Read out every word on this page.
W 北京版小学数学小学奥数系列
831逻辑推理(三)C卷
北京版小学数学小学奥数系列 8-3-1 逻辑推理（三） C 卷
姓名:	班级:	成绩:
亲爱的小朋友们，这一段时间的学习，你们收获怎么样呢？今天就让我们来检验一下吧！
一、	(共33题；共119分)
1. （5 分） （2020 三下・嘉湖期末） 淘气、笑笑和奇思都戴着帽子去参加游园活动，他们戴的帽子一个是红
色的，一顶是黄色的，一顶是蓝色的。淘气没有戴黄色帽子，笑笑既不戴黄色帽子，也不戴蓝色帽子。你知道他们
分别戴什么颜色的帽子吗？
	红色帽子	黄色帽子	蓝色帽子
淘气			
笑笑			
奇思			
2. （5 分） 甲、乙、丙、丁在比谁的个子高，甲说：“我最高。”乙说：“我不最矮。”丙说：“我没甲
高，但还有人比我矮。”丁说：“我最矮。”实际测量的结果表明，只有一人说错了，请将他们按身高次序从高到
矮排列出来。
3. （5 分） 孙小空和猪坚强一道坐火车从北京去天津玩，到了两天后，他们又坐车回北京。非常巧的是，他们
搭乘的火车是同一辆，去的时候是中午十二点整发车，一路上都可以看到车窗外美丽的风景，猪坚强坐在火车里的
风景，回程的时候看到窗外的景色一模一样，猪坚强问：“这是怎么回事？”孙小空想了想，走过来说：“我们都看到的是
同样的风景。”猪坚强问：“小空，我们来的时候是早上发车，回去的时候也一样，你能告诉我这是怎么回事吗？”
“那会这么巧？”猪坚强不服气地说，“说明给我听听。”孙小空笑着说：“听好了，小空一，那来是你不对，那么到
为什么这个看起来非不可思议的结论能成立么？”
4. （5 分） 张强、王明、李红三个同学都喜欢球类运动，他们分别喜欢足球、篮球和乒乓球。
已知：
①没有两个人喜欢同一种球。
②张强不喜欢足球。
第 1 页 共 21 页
########################################
What you have to do: Return every entry verbatim.

Written answer:
Read out every word on this page.
W 北京版小学数学小学奥数系列
831逻辑推理(三)C卷
北京版小学数学小学奥数系列 8-3-1 逻辑推理（三） C 卷
姓名:	班级:	成绩:
亲爱的小朋友们，这一段时间的学习，你们收获怎么样呢？今天就让我们来检验一下吧！
一、	(共33题；共119分)
1. （5 分） （2020 三下・嘉湖期末） 淘气、笑笑和奇思都戴着帽子去参加游园活动，他们戴的帽子一个是红
色的，一顶是黄色的，一顶是蓝色的。淘气没有戴黄色帽子，笑笑既不戴黄色帽子，也不戴蓝色帽子。你知道他们
分别戴什么颜色的帽子吗？
	红色帽子	黄色帽子	蓝色帽子
淘气			
笑笑			
奇思			
2. （5 分） 甲、乙、丙、丁在比谁的个子高，甲说：“我最高。”乙说：“我不最矮。”丙说：“我没甲
高，但还有人比我矮。”丁说：“我最矮。”实际测量的结果表明，只有一人说错了，请将他们按身高次序从高到
矮排列出来。
3. （5 分） 孙小空和猪坚强一道坐火车从北京去天津玩，到了两天后，他们又坐车回北京。非常巧的是，他们
搭乘的火车是同一辆，去的时候是中午十二点整发车，一路上都可以看到车窗外美丽的风景，猪坚强坐在火车里的
风景，回程的时候看到窗外的景色一模一样，猪坚强问：“这是怎么回事？”孙小空想了想，走过来说：“我们都看到的是
同样的风景。”猪坚强问：“小空，我们来的时候是早上发车，回去的时候也一样，你能告诉我这是怎么回事吗？”
“那会这么巧？”猪坚强不服气地说，“说明给我听听。”孙小空笑着说：“听好了，小空一，那来是你不对，那么到
为什么这个看起来非不可思议的结论能成立么？”
4. （5 分） 张强、王明、李红三个同学都喜欢球类运动，他们分别喜欢足球、篮球和乒乓球。
已知：
①没有两个人喜欢同一种球。
②张强不喜欢足球。
第 1 页 共 21 页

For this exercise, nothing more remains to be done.